_Extrait étudié:_
-- -- --

La liberté d’expression n’est pas un crime ». Sous un soleil de plomb, les pancartes se lèvent une à une devant le tribunal de première instance d’Aïn Sebaâ, à Casablanca. De l’autre côté des voies du tramway, entre 100 et 150 personnes ont répondu mercredi matin à l’appel de la section Bernoussi de l’Association marocaine des droits humains (AMDH) pour soutenir le rappeur et réalisateur El Mahdi Lyoubi, alias Mehdi Black Wind. Jeunes fans et militants des droits humains attendent ensemble l’ouverture de la première audience de l’artiste, détenu depuis le 15 juillet à la prison d’Oukacha.
Les premiers slogans fusent rapidement : « Mehdi n’est pas seul, nous continuerons le combat », « Le peuple veut la liberté d’expression », « Free Mehdi », « Free Lyoubi ». Sur une banderole noir et blanc de plusieurs mètres, un message : « L’art ne naît pas dans les cellules et la liberté ne meurt pas derrière les barreaux ». D’autres reproduisent intégralement l’article 25 de la Constitution, qui garantit les libertés d’opinion, d’expression et de création artistique. La police observe la scène sans intervenir.

-- -- --

_Travail demandé:_
**a.** Condensez sous forme de liste le paragraphe de l'extrait qui commence par « Les premiers slogans fusent », en conservant ses faits principaux.
**b.** Recopiez à l'identique le passage de l'extrait allant de « La liberté d’expression n’est » jusqu'à « la prison d’Oukacha. » inclus.

-- -- --

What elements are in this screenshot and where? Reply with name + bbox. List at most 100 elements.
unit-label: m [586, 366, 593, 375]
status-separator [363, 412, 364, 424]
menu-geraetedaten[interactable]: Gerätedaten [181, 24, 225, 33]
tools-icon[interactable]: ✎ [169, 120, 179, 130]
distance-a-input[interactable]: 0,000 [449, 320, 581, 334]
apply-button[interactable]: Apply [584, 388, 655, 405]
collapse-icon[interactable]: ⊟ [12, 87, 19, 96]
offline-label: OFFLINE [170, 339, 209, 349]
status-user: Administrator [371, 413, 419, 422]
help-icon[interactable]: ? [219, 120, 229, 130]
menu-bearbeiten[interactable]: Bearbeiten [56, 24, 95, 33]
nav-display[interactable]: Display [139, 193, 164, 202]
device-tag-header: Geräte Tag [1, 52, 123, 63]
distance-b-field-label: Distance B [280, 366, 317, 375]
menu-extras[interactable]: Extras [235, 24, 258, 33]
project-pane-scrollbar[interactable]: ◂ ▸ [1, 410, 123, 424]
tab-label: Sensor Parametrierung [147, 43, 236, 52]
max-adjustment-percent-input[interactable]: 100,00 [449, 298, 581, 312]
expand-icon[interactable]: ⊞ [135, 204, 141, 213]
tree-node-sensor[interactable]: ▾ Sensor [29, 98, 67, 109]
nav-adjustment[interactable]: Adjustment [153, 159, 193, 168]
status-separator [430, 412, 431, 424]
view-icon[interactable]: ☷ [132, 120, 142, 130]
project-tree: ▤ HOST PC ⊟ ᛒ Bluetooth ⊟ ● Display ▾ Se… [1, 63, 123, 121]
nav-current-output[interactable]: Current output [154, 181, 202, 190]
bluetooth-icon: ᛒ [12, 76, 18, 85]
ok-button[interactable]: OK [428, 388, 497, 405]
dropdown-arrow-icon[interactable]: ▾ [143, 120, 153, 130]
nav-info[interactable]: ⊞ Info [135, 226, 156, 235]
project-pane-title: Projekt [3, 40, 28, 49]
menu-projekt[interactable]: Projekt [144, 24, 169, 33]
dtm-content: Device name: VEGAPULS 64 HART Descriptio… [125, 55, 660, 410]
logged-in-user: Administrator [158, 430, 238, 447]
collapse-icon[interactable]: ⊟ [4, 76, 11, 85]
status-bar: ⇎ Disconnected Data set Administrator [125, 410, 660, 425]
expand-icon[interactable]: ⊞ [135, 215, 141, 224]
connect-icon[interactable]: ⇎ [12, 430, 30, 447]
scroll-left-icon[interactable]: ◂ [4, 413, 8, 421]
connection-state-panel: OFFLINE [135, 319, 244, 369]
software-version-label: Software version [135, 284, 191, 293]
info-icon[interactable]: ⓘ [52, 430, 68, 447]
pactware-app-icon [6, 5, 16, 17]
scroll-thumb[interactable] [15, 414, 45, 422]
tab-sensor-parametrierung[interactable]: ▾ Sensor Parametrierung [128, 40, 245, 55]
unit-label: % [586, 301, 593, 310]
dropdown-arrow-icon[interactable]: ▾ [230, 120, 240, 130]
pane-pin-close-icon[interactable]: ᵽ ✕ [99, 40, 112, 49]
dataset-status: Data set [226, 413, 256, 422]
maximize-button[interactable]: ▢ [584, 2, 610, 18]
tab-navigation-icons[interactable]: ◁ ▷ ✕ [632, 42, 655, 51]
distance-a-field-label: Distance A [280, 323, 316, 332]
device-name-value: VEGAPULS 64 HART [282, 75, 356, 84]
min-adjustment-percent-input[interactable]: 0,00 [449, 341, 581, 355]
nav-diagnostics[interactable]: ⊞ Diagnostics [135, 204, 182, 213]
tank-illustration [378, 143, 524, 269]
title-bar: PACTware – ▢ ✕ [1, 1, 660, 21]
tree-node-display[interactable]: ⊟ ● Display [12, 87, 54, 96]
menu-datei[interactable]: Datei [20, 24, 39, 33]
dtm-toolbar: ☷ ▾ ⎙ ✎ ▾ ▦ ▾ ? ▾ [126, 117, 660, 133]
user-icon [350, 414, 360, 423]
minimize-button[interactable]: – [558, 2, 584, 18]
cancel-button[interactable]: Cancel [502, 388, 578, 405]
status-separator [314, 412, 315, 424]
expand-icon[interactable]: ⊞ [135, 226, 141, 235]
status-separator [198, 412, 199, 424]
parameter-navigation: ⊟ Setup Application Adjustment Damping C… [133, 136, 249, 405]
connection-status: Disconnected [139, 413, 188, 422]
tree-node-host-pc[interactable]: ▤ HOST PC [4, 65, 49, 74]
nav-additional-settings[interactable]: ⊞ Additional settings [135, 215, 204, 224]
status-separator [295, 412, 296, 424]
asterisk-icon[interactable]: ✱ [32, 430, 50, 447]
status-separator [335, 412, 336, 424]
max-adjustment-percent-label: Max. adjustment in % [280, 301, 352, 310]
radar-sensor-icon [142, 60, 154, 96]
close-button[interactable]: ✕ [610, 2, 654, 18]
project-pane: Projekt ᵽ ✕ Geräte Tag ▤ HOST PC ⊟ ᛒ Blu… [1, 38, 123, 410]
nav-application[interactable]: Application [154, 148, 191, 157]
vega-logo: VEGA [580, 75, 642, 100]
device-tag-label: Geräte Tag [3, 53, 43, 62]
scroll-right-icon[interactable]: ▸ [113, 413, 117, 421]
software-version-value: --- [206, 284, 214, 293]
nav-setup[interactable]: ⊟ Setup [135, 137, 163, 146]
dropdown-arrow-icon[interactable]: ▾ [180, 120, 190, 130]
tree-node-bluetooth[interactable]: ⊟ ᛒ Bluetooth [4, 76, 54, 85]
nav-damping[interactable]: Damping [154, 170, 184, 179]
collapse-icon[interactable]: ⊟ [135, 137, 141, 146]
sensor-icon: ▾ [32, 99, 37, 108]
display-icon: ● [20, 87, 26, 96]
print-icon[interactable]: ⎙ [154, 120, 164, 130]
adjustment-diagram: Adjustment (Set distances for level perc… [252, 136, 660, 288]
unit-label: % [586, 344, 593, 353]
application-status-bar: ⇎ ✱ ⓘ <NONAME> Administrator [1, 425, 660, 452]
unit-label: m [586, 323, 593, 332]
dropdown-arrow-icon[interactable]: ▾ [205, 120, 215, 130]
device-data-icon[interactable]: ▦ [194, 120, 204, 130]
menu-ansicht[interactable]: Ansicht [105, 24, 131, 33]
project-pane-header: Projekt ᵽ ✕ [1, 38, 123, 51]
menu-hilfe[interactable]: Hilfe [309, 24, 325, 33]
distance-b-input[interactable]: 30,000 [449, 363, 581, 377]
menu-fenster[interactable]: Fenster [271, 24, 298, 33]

-- -- --

_Corrigé:_
**a.**
- Slogans scandés : « Mehdi n'est pas seul, nous continuerons le combat », « Le peuple veut la liberté d'expression », « Free Mehdi », « Free Lyoubi ».
- Banderole noir et blanc de plusieurs mètres : « L'art ne naît pas dans les cellules et la liberté ne meurt pas derrière les barreaux ».
- Reproduction intégrale de l'article 25 de la Constitution, qui garantit les libertés d'opinion, d'expression et de création artistique.
- Présence de la police, qui observe sans intervenir.

**b.**
La liberté d’expression n’est pas un crime ». Sous un soleil de plomb, les pancartes se lèvent une à une devant le tribunal de première instance d’Aïn Sebaâ, à Casablanca. De l’autre côté des voies du tramway, entre 100 et 150 personnes ont répondu mercredi matin à l’appel de la section Bernoussi de l’Association marocaine des droits humains (AMDH) pour soutenir le rappeur et réalisateur El Mahdi Lyoubi, alias Mehdi Black Wind. Jeunes fans et militants des droits humains attendent ensemble l’ouverture de la première audience de l’artiste, détenu depuis le 15 juillet à la prison d’Oukacha.